**DOCUMENT PASSAGE:**
╭──
Zuihoden, the mausoleum of Date Masamune (Photo: Justin Velgus)

Top 10 Things To Do in Sendai

The very best of Tohoku's largest city

Zuihoden, the mausoleum of Date Masamune (Photo: Justin Velgus)
Justin Velgus   - 7 min read

If you are traveling through the northeast region of Japan known as Tohoku, you are likely stopping by or planning a trip to its largest city Sendai. With the city's bullet train, highway/night buses, and airport, this transportation hub quickly manifested into a modern financial and cultural center of the entire region. Nature, cuisine, samurai history, this city has a little bit of everything without the over saturation of Tokyo or the throngs of tourists in Kyoto. Here is the Top 10 things to do in Sendai.

1. Ride the Loople Sendai

The Loople Sendai is a convenient sightseeing bus departing from JR Sendai Station. An all-day pass option allows you to hop on and off at bus stops located near major tourist attractions around the city center. The bus eventually returns to Sendai Station after completing a 75 minute loop. It is also an excellent way to see the city streets, Hirose River, and daily life of citizens.

2. Learn about Date Masamune

Feudal samurai lord Date Masamune, better known and feared by his enemies as the "One-eyed Dragon", founded Sendai over 400 years ago. Many tourist attractions relate to him or his clan predecessors. His story is one of struggle, violence, passion of the arts, and ever lasting achievements. Visit Sendai City Museum, Zuihoden (Masamune's elaborate grave), and the Sendai Castle Site via the Loople Sendai, public transportation, or a 30 minute walk from JR Sendai Station.
╰──
**Data listing:**
╭──
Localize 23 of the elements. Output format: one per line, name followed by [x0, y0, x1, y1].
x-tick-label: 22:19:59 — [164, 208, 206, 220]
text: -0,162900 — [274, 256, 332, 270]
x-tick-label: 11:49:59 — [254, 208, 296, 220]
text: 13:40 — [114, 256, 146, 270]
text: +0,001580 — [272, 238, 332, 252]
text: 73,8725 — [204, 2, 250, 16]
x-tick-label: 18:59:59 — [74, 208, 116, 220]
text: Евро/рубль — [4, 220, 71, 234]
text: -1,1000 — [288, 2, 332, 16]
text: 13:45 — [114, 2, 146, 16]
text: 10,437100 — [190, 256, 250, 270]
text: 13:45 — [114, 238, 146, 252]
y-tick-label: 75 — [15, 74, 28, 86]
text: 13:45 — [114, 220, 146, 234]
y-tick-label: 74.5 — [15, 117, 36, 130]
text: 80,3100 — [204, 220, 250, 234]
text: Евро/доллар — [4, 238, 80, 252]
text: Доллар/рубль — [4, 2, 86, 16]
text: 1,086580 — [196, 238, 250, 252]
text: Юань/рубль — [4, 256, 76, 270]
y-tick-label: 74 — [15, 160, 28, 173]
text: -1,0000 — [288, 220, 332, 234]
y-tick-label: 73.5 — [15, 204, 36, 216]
╰──
**YOUR TASKS:**
- 1) Edit the Sendai article's part that opens with the words containing "Feudal samurai lord" and closes with "walk from JR Sendai Station.", swapping "tourist attractions" for "sightseeing spots".
- 2) Answer these questions from the Sendai article:
(a) From which station does the Loople Sendai depart?
(b) How many minutes does the Loople Sendai's loop take?
(c) How long ago was Sendai founded?
- 3) Decide whether each statement agrees with the Sendai article, and support each yes or no with the text's exact words:
(a) The Loople Sendai returns to Sendai Station after a 75 minute loop.
(b) Zuihoden is Date Masamune's castle.
(c) The Date Masamune sites can be reached by an hour's walk from JR Sendai Station.

**RESULTS IN ORDER:**
- 1)
Feudal samurai lord Date Masamune, better known and feared by his enemies as the "One-eyed Dragon", founded Sendai over 400 years ago. Many sightseeing spots relate to him or his clan predecessors. His story is one of struggle, violence, passion of the arts, and ever lasting achievements. Visit Sendai City Museum, Zuihoden (Masamune's elaborate grave), and the Sendai Castle Site via the Loople Sendai, public transportation, or a 30 minute walk from JR Sendai Station.

- 2)
(a) JR Sendai Station.
(b) 75 minutes.
(c) Over 400 years ago.

- 3)
(a) Yes: "The bus eventually returns to Sendai Station after completing a 75 minute loop."
(b) No: "Zuihoden (Masamune's elaborate grave)".
(c) No: "or a 30 minute walk from JR Sendai Station".